Exercise details:
Transcribe the entries below exactly.

Task material:
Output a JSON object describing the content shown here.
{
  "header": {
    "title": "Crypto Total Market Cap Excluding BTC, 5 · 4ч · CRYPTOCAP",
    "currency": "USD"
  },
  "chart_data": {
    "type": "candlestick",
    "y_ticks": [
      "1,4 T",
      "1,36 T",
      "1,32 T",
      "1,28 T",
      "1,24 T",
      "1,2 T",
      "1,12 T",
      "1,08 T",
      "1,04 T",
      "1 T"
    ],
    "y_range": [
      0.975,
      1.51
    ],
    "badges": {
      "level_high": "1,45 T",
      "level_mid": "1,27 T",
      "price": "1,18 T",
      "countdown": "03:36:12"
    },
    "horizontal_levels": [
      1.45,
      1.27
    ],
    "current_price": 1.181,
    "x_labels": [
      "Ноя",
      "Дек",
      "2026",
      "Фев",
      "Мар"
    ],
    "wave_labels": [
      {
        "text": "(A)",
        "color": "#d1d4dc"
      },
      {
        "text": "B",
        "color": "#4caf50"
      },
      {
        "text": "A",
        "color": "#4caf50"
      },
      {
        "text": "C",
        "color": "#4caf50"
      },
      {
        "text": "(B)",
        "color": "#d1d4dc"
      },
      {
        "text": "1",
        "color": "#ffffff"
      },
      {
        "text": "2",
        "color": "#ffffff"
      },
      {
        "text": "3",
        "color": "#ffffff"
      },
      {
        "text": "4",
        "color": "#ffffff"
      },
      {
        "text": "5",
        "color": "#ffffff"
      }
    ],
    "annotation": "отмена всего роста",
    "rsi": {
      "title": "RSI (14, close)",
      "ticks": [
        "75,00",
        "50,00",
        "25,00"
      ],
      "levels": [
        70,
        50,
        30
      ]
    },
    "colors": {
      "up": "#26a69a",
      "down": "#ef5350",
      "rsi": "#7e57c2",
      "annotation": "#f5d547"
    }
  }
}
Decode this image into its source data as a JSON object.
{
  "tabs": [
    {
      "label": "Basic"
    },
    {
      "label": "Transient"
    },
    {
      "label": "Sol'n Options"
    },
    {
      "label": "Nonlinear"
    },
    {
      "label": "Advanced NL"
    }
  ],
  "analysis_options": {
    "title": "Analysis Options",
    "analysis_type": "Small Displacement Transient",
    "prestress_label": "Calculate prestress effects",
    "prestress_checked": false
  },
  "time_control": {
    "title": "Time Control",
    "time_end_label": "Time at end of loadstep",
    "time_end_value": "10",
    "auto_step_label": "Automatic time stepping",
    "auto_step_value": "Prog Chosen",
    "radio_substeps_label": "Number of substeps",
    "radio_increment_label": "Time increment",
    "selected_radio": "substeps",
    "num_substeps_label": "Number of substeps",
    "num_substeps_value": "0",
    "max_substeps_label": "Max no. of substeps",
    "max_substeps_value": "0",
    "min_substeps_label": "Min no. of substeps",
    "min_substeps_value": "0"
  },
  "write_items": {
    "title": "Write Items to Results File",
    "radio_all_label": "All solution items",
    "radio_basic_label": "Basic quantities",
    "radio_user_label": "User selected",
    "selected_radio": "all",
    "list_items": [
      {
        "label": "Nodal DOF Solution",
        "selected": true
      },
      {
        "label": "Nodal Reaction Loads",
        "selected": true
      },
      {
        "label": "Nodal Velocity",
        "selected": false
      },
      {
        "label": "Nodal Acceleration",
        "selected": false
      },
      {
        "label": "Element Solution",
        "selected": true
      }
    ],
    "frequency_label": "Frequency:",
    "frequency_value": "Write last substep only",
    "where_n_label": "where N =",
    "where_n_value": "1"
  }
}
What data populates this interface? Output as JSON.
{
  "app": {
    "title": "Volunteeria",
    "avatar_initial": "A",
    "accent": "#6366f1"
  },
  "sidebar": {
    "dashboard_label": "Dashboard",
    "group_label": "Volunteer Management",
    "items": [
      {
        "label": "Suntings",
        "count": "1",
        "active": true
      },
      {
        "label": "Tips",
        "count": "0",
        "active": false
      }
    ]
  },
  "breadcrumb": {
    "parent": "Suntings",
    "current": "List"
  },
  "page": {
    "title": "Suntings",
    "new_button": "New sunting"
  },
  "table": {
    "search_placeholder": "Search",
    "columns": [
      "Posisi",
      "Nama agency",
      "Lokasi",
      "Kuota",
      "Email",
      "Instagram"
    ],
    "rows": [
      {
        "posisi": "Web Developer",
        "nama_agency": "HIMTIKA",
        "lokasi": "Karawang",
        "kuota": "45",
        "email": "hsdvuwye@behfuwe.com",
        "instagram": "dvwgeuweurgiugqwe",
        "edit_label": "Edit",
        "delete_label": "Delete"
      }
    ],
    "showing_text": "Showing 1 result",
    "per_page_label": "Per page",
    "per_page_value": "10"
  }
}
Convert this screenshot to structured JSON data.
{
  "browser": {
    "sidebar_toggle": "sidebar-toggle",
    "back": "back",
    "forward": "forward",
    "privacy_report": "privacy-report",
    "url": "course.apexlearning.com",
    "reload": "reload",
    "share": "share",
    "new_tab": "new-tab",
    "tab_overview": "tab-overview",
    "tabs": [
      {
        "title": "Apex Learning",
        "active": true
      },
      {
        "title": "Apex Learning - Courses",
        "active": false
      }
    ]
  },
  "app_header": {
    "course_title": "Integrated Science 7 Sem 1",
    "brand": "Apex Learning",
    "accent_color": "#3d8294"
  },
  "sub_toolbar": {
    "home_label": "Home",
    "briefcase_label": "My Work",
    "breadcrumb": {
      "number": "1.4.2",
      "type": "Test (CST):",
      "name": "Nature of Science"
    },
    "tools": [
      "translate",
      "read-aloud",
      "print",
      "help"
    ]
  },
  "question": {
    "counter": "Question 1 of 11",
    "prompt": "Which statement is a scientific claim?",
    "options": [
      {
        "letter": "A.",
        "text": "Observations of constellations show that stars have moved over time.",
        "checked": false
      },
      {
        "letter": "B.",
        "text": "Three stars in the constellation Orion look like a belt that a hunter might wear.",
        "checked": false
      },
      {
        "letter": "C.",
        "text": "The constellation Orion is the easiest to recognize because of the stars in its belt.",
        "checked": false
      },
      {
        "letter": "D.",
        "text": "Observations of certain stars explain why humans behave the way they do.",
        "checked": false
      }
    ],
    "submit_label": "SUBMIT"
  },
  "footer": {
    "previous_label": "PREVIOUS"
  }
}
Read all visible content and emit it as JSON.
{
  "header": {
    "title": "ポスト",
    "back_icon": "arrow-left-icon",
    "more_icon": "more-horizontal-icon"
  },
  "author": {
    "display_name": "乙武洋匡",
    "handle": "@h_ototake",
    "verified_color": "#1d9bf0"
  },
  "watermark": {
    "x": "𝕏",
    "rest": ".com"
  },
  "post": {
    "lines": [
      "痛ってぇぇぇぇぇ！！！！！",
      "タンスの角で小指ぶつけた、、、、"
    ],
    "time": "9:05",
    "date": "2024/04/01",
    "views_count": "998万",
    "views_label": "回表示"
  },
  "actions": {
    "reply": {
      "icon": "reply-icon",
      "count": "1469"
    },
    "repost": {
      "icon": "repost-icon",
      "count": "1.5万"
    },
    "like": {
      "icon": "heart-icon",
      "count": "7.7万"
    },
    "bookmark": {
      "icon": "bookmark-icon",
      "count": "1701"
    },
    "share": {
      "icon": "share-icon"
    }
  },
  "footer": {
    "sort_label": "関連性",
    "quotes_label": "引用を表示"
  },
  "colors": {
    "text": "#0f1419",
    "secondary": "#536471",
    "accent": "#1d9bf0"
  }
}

The response:
Output a JSON object describing the content shown here.
{
  "header": {
    "title": "Crypto Total Market Cap Excluding BTC, 5 · 4ч · CRYPTOCAP",
    "currency": "USD"
  },
  "chart_data": {
    "type": "candlestick",
    "y_ticks": [
      "1,4 T",
      "1,36 T",
      "1,32 T",
      "1,28 T",
      "1,24 T",
      "1,2 T",
      "1,12 T",
      "1,08 T",
      "1,04 T",
      "1 T"
    ],
    "y_range": [
      0.975,
      1.51
    ],
    "badges": {
      "level_high": "1,45 T",
      "level_mid": "1,27 T",
      "price": "1,18 T",
      "countdown": "03:36:12"
    },
    "horizontal_levels": [
      1.45,
      1.27
    ],
    "current_price": 1.181,
    "x_labels": [
      "Ноя",
      "Дек",
      "2026",
      "Фев",
      "Мар"
    ],
    "wave_labels": [
      {
        "text": "(A)",
        "color": "#d1d4dc"
      },
      {
        "text": "B",
        "color": "#4caf50"
      },
      {
        "text": "A",
        "color": "#4caf50"
      },
      {
        "text": "C",
        "color": "#4caf50"
      },
      {
        "text": "(B)",
        "color": "#d1d4dc"
      },
      {
        "text": "1",
        "color": "#ffffff"
      },
      {
        "text": "2",
        "color": "#ffffff"
      },
      {
        "text": "3",
        "color": "#ffffff"
      },
      {
        "text": "4",
        "color": "#ffffff"
      },
      {
        "text": "5",
        "color": "#ffffff"
      }
    ],
    "annotation": "отмена всего роста",
    "rsi": {
      "title": "RSI (14, close)",
      "ticks": [
        "75,00",
        "50,00",
        "25,00"
      ],
      "levels": [
        70,
        50,
        30
      ]
    },
    "colors": {
      "up": "#26a69a",
      "down": "#ef5350",
      "rsi": "#7e57c2",
      "annotation": "#f5d547"
    }
  }
}
Decode this image into its source data as a JSON object.
{
  "tabs": [
    {
      "label": "Basic"
    },
    {
      "label": "Transient"
    },
    {
      "label": "Sol'n Options"
    },
    {
      "label": "Nonlinear"
    },
    {
      "label": "Advanced NL"
    }
  ],
  "analysis_options": {
    "title": "Analysis Options",
    "analysis_type": "Small Displacement Transient",
    "prestress_label": "Calculate prestress effects",
    "prestress_checked": false
  },
  "time_control": {
    "title": "Time Control",
    "time_end_label": "Time at end of loadstep",
    "time_end_value": "10",
    "auto_step_label": "Automatic time stepping",
    "auto_step_value": "Prog Chosen",
    "radio_substeps_label": "Number of substeps",
    "radio_increment_label": "Time increment",
    "selected_radio": "substeps",
    "num_substeps_label": "Number of substeps",
    "num_substeps_value": "0",
    "max_substeps_label": "Max no. of substeps",
    "max_substeps_value": "0",
    "min_substeps_label": "Min no. of substeps",
    "min_substeps_value": "0"
  },
  "write_items": {
    "title": "Write Items to Results File",
    "radio_all_label": "All solution items",
    "radio_basic_label": "Basic quantities",
    "radio_user_label": "User selected",
    "selected_radio": "all",
    "list_items": [
      {
        "label": "Nodal DOF Solution",
        "selected": true
      },
      {
        "label": "Nodal Reaction Loads",
        "selected": true
      },
      {
        "label": "Nodal Velocity",
        "selected": false
      },
      {
        "label": "Nodal Acceleration",
        "selected": false
      },
      {
        "label": "Element Solution",
        "selected": true
      }
    ],
    "frequency_label": "Frequency:",
    "frequency_value": "Write last substep only",
    "where_n_label": "where N =",
    "where_n_value": "1"
  }
}
What data populates this interface? Output as JSON.
{
  "app": {
    "title": "Volunteeria",
    "avatar_initial": "A",
    "accent": "#6366f1"
  },
  "sidebar": {
    "dashboard_label": "Dashboard",
    "group_label": "Volunteer Management",
    "items": [
      {
        "label": "Suntings",
        "count": "1",
        "active": true
      },
      {
        "label": "Tips",
        "count": "0",
        "active": false
      }
    ]
  },
  "breadcrumb": {
    "parent": "Suntings",
    "current": "List"
  },
  "page": {
    "title": "Suntings",
    "new_button": "New sunting"
  },
  "table": {
    "search_placeholder": "Search",
    "columns": [
      "Posisi",
      "Nama agency",
      "Lokasi",
      "Kuota",
      "Email",
      "Instagram"
    ],
    "rows": [
      {
        "posisi": "Web Developer",
        "nama_agency": "HIMTIKA",
        "lokasi": "Karawang",
        "kuota": "45",
        "email": "hsdvuwye@behfuwe.com",
        "instagram": "dvwgeuweurgiugqwe",
        "edit_label": "Edit",
        "delete_label": "Delete"
      }
    ],
    "showing_text": "Showing 1 result",
    "per_page_label": "Per page",
    "per_page_value": "10"
  }
}
Convert this screenshot to structured JSON data.
{
  "browser": {
    "sidebar_toggle": "sidebar-toggle",
    "back": "back",
    "forward": "forward",
    "privacy_report": "privacy-report",
    "url": "course.apexlearning.com",
    "reload": "reload",
    "share": "share",
    "new_tab": "new-tab",
    "tab_overview": "tab-overview",
    "tabs": [
      {
        "title": "Apex Learning",
        "active": true
      },
      {
        "title": "Apex Learning - Courses",
        "active": false
      }
    ]
  },
  "app_header": {
    "course_title": "Integrated Science 7 Sem 1",
    "brand": "Apex Learning",
    "accent_color": "#3d8294"
  },
  "sub_toolbar": {
    "home_label": "Home",
    "briefcase_label": "My Work",
    "breadcrumb": {
      "number": "1.4.2",
      "type": "Test (CST):",
      "name": "Nature of Science"
    },
    "tools": [
      "translate",
      "read-aloud",
      "print",
      "help"
    ]
  },
  "question": {
    "counter": "Question 1 of 11",
    "prompt": "Which statement is a scientific claim?",
    "options": [
      {
        "letter": "A.",
        "text": "Observations of constellations show that stars have moved over time.",
        "checked": false
      },
      {
        "letter": "B.",
        "text": "Three stars in the constellation Orion look like a belt that a hunter might wear.",
        "checked": false
      },
      {
        "letter": "C.",
        "text": "The constellation Orion is the easiest to recognize because of the stars in its belt.",
        "checked": false
      },
      {
        "letter": "D.",
        "text": "Observations of certain stars explain why humans behave the way they do.",
        "checked": false
      }
    ],
    "submit_label": "SUBMIT"
  },
  "footer": {
    "previous_label": "PREVIOUS"
  }
}
Read all visible content and emit it as JSON.
{
  "header": {
    "title": "ポスト",
    "back_icon": "arrow-left-icon",
    "more_icon": "more-horizontal-icon"
  },
  "author": {
    "display_name": "乙武洋匡",
    "handle": "@h_ototake",
    "verified_color": "#1d9bf0"
  },
  "watermark": {
    "x": "𝕏",
    "rest": ".com"
  },
  "post": {
    "lines": [
      "痛ってぇぇぇぇぇ！！！！！",
      "タンスの角で小指ぶつけた、、、、"
    ],
    "time": "9:05",
    "date": "2024/04/01",
    "views_count": "998万",
    "views_label": "回表示"
  },
  "actions": {
    "reply": {
      "icon": "reply-icon",
      "count": "1469"
    },
    "repost": {
      "icon": "repost-icon",
      "count": "1.5万"
    },
    "like": {
      "icon": "heart-icon",
      "count": "7.7万"
    },
    "bookmark": {
      "icon": "bookmark-icon",
      "count": "1701"
    },
    "share": {
      "icon": "share-icon"
    }
  },
  "footer": {
    "sort_label": "関連性",
    "quotes_label": "引用を表示"
  },
  "colors": {
    "text": "#0f1419",
    "secondary": "#536471",
    "accent": "#1d9bf0"
  }
}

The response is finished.